* [Given task] All of the data that follows should be retyped exactly, please, except the pictures.

⟨

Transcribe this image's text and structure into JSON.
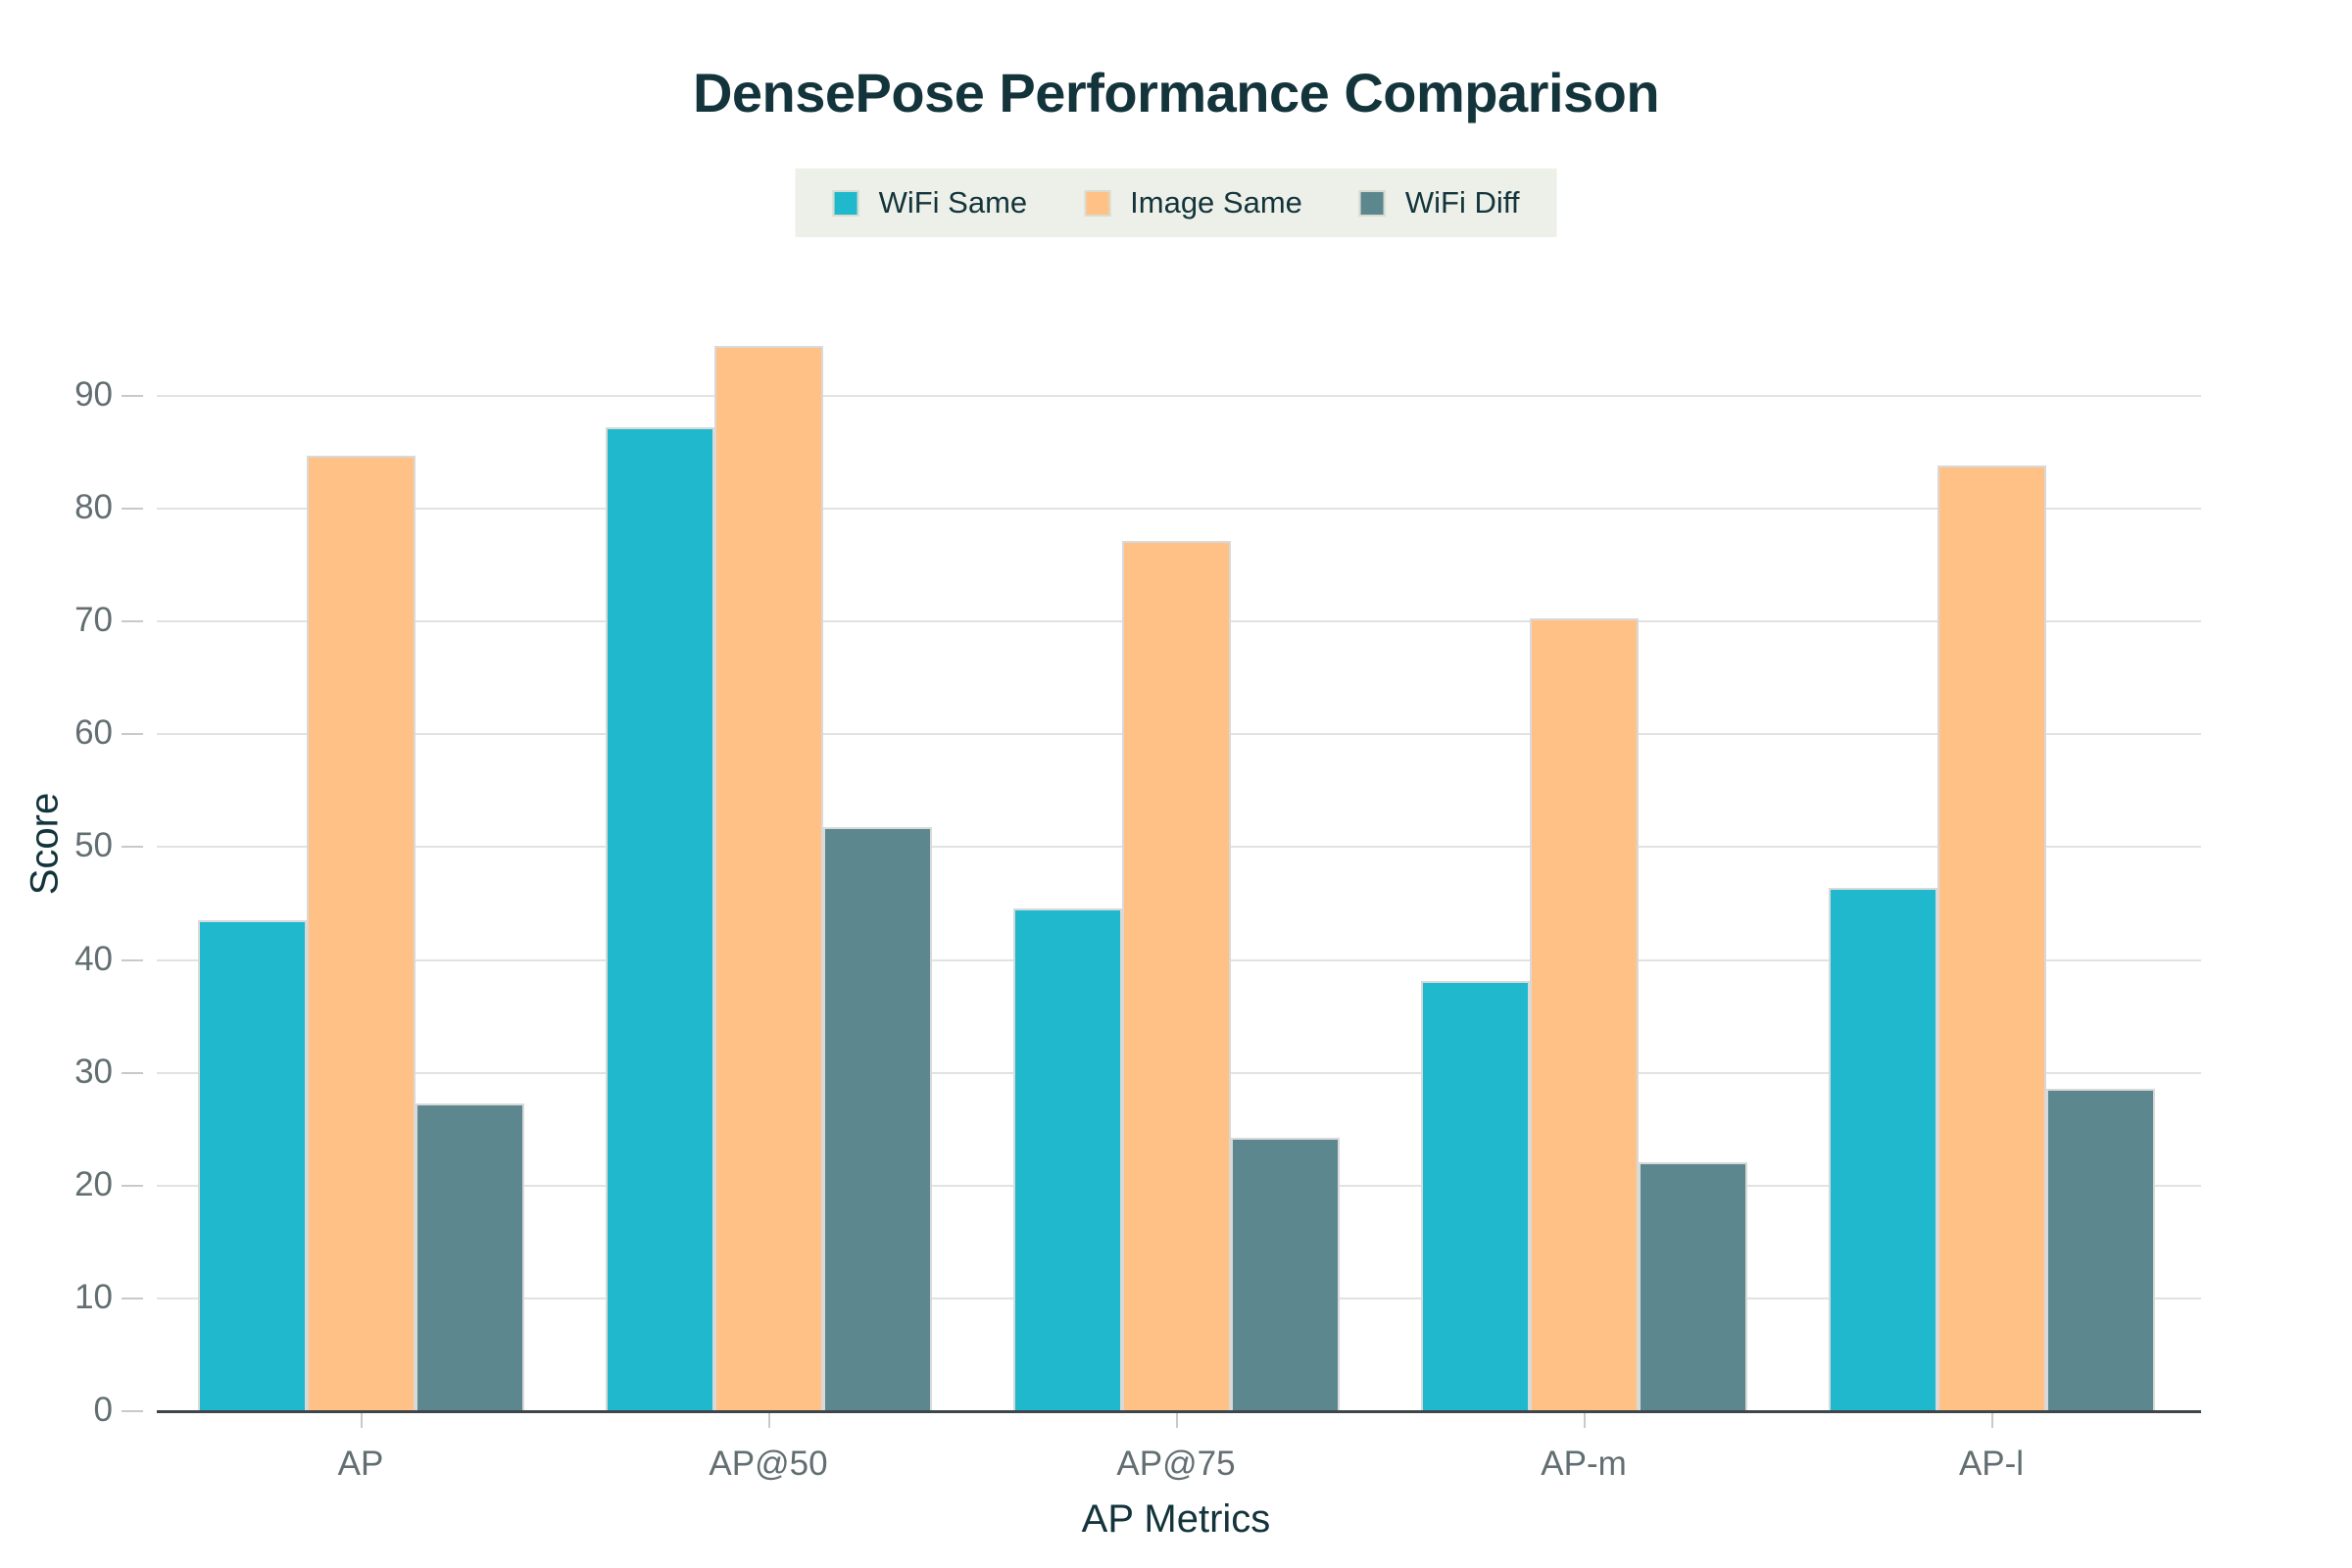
{
  "chart_data": {
    "type": "bar",
    "title": "DensePose Performance Comparison",
    "xlabel": "AP Metrics",
    "ylabel": "Score",
    "categories": [
      "AP",
      "AP@50",
      "AP@75",
      "AP-m",
      "AP-l"
    ],
    "series": [
      {
        "name": "WiFi Same",
        "color": "#1FB8CD",
        "values": [
          43.5,
          87.2,
          44.6,
          38.1,
          46.4
        ]
      },
      {
        "name": "Image Same",
        "color": "#FFC185",
        "values": [
          84.7,
          94.4,
          77.1,
          70.3,
          83.8
        ]
      },
      {
        "name": "WiFi Diff",
        "color": "#5D878F",
        "values": [
          27.3,
          51.8,
          24.2,
          22.1,
          28.6
        ]
      }
    ],
    "y_ticks": [
      0,
      10,
      20,
      30,
      40,
      50,
      60,
      70,
      80,
      90
    ],
    "ylim": [
      0,
      100.5
    ],
    "grid": true,
    "legend_position": "top-center"
  },
  "theme": {
    "background": "#FFFFFF",
    "title_color": "#13343B",
    "axis_title_color": "#13343B",
    "tick_label_color": "#626E71",
    "gridline_color": "#E2E2E2",
    "axis_line_color": "#3E464B",
    "tick_mark_color": "#C9C9C9",
    "legend_background": "#EDF0E8",
    "legend_text_color": "#13343B",
    "bar_border_color": "#D9D9D9"
  }
}
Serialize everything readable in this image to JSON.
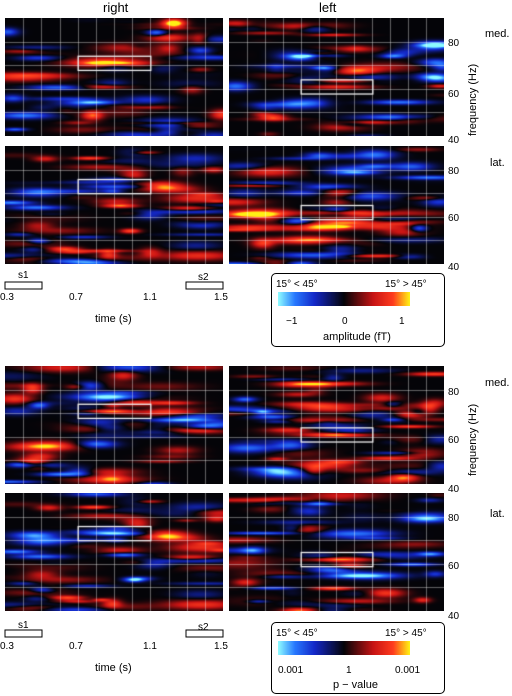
{
  "columns": {
    "right": "right",
    "left": "left"
  },
  "rows": {
    "med": "med.",
    "lat": "lat."
  },
  "y_axis": {
    "label": "frequency (Hz)",
    "ticks": [
      "80",
      "60",
      "40"
    ]
  },
  "time_axis": {
    "label": "time (s)",
    "ticks": [
      "0.3",
      "0.7",
      "1.1",
      "1.5"
    ],
    "s1": "s1",
    "s2": "s2"
  },
  "legend_top": {
    "left_title": "15° < 45°",
    "right_title": "15° > 45°",
    "ticks": [
      "−1",
      "0",
      "1"
    ],
    "label": "amplitude (fT)"
  },
  "legend_bottom": {
    "left_title": "15° < 45°",
    "right_title": "15° > 45°",
    "ticks": [
      "0.001",
      "1",
      "0.001"
    ],
    "label": "p − value"
  },
  "colors": {
    "positive": "#ff2a1a",
    "negative": "#1a50ff",
    "peak_pos": "#ffe600",
    "peak_neg": "#8af7ff"
  },
  "chart_data": [
    {
      "type": "heatmap",
      "block": "amplitude",
      "hemisphere": "right",
      "region": "med.",
      "x_range_s": [
        0.3,
        1.5
      ],
      "y_range_hz": [
        40,
        90
      ],
      "roi": {
        "t": [
          0.7,
          1.1
        ],
        "f": [
          68,
          74
        ]
      }
    },
    {
      "type": "heatmap",
      "block": "amplitude",
      "hemisphere": "left",
      "region": "med.",
      "x_range_s": [
        0.3,
        1.5
      ],
      "y_range_hz": [
        40,
        90
      ],
      "roi": {
        "t": [
          0.7,
          1.1
        ],
        "f": [
          58,
          64
        ]
      }
    },
    {
      "type": "heatmap",
      "block": "amplitude",
      "hemisphere": "right",
      "region": "lat.",
      "x_range_s": [
        0.3,
        1.5
      ],
      "y_range_hz": [
        40,
        90
      ],
      "roi": {
        "t": [
          0.7,
          1.1
        ],
        "f": [
          70,
          76
        ]
      }
    },
    {
      "type": "heatmap",
      "block": "amplitude",
      "hemisphere": "left",
      "region": "lat.",
      "x_range_s": [
        0.3,
        1.5
      ],
      "y_range_hz": [
        40,
        90
      ],
      "roi": {
        "t": [
          0.7,
          1.1
        ],
        "f": [
          59,
          65
        ]
      }
    },
    {
      "type": "heatmap",
      "block": "p-value",
      "hemisphere": "right",
      "region": "med.",
      "x_range_s": [
        0.3,
        1.5
      ],
      "y_range_hz": [
        40,
        90
      ],
      "roi": {
        "t": [
          0.7,
          1.1
        ],
        "f": [
          68,
          74
        ]
      }
    },
    {
      "type": "heatmap",
      "block": "p-value",
      "hemisphere": "left",
      "region": "med.",
      "x_range_s": [
        0.3,
        1.5
      ],
      "y_range_hz": [
        40,
        90
      ],
      "roi": {
        "t": [
          0.7,
          1.1
        ],
        "f": [
          58,
          64
        ]
      }
    },
    {
      "type": "heatmap",
      "block": "p-value",
      "hemisphere": "right",
      "region": "lat.",
      "x_range_s": [
        0.3,
        1.5
      ],
      "y_range_hz": [
        40,
        90
      ],
      "roi": {
        "t": [
          0.7,
          1.1
        ],
        "f": [
          70,
          76
        ]
      }
    },
    {
      "type": "heatmap",
      "block": "p-value",
      "hemisphere": "left",
      "region": "lat.",
      "x_range_s": [
        0.3,
        1.5
      ],
      "y_range_hz": [
        40,
        90
      ],
      "roi": {
        "t": [
          0.7,
          1.1
        ],
        "f": [
          59,
          65
        ]
      }
    }
  ]
}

⟩

* [Answer to this task]
Transcribe this image's text and structure into JSON.
{
  "chart_data": {
    "type": "bar",
    "title": "DensePose Performance Comparison",
    "xlabel": "AP Metrics",
    "ylabel": "Score",
    "categories": [
      "AP",
      "AP@50",
      "AP@75",
      "AP-m",
      "AP-l"
    ],
    "series": [
      {
        "name": "WiFi Same",
        "color": "#1FB8CD",
        "values": [
          43.5,
          87.2,
          44.6,
          38.1,
          46.4
        ]
      },
      {
        "name": "Image Same",
        "color": "#FFC185",
        "values": [
          84.7,
          94.4,
          77.1,
          70.3,
          83.8
        ]
      },
      {
        "name": "WiFi Diff",
        "color": "#5D878F",
        "values": [
          27.3,
          51.8,
          24.2,
          22.1,
          28.6
        ]
      }
    ],
    "y_ticks": [
      0,
      10,
      20,
      30,
      40,
      50,
      60,
      70,
      80,
      90
    ],
    "ylim": [
      0,
      100.5
    ],
    "grid": true,
    "legend_position": "top-center"
  },
  "theme": {
    "background": "#FFFFFF",
    "title_color": "#13343B",
    "axis_title_color": "#13343B",
    "tick_label_color": "#626E71",
    "gridline_color": "#E2E2E2",
    "axis_line_color": "#3E464B",
    "tick_mark_color": "#C9C9C9",
    "legend_background": "#EDF0E8",
    "legend_text_color": "#13343B",
    "bar_border_color": "#D9D9D9"
  }
}
Serialize everything readable in this image to JSON.
{
  "columns": {
    "right": "right",
    "left": "left"
  },
  "rows": {
    "med": "med.",
    "lat": "lat."
  },
  "y_axis": {
    "label": "frequency (Hz)",
    "ticks": [
      "80",
      "60",
      "40"
    ]
  },
  "time_axis": {
    "label": "time (s)",
    "ticks": [
      "0.3",
      "0.7",
      "1.1",
      "1.5"
    ],
    "s1": "s1",
    "s2": "s2"
  },
  "legend_top": {
    "left_title": "15° < 45°",
    "right_title": "15° > 45°",
    "ticks": [
      "−1",
      "0",
      "1"
    ],
    "label": "amplitude (fT)"
  },
  "legend_bottom": {
    "left_title": "15° < 45°",
    "right_title": "15° > 45°",
    "ticks": [
      "0.001",
      "1",
      "0.001"
    ],
    "label": "p − value"
  },
  "colors": {
    "positive": "#ff2a1a",
    "negative": "#1a50ff",
    "peak_pos": "#ffe600",
    "peak_neg": "#8af7ff"
  },
  "chart_data": [
    {
      "type": "heatmap",
      "block": "amplitude",
      "hemisphere": "right",
      "region": "med.",
      "x_range_s": [
        0.3,
        1.5
      ],
      "y_range_hz": [
        40,
        90
      ],
      "roi": {
        "t": [
          0.7,
          1.1
        ],
        "f": [
          68,
          74
        ]
      }
    },
    {
      "type": "heatmap",
      "block": "amplitude",
      "hemisphere": "left",
      "region": "med.",
      "x_range_s": [
        0.3,
        1.5
      ],
      "y_range_hz": [
        40,
        90
      ],
      "roi": {
        "t": [
          0.7,
          1.1
        ],
        "f": [
          58,
          64
        ]
      }
    },
    {
      "type": "heatmap",
      "block": "amplitude",
      "hemisphere": "right",
      "region": "lat.",
      "x_range_s": [
        0.3,
        1.5
      ],
      "y_range_hz": [
        40,
        90
      ],
      "roi": {
        "t": [
          0.7,
          1.1
        ],
        "f": [
          70,
          76
        ]
      }
    },
    {
      "type": "heatmap",
      "block": "amplitude",
      "hemisphere": "left",
      "region": "lat.",
      "x_range_s": [
        0.3,
        1.5
      ],
      "y_range_hz": [
        40,
        90
      ],
      "roi": {
        "t": [
          0.7,
          1.1
        ],
        "f": [
          59,
          65
        ]
      }
    },
    {
      "type": "heatmap",
      "block": "p-value",
      "hemisphere": "right",
      "region": "med.",
      "x_range_s": [
        0.3,
        1.5
      ],
      "y_range_hz": [
        40,
        90
      ],
      "roi": {
        "t": [
          0.7,
          1.1
        ],
        "f": [
          68,
          74
        ]
      }
    },
    {
      "type": "heatmap",
      "block": "p-value",
      "hemisphere": "left",
      "region": "med.",
      "x_range_s": [
        0.3,
        1.5
      ],
      "y_range_hz": [
        40,
        90
      ],
      "roi": {
        "t": [
          0.7,
          1.1
        ],
        "f": [
          58,
          64
        ]
      }
    },
    {
      "type": "heatmap",
      "block": "p-value",
      "hemisphere": "right",
      "region": "lat.",
      "x_range_s": [
        0.3,
        1.5
      ],
      "y_range_hz": [
        40,
        90
      ],
      "roi": {
        "t": [
          0.7,
          1.1
        ],
        "f": [
          70,
          76
        ]
      }
    },
    {
      "type": "heatmap",
      "block": "p-value",
      "hemisphere": "left",
      "region": "lat.",
      "x_range_s": [
        0.3,
        1.5
      ],
      "y_range_hz": [
        40,
        90
      ],
      "roi": {
        "t": [
          0.7,
          1.1
        ],
        "f": [
          59,
          65
        ]
      }
    }
  ]
}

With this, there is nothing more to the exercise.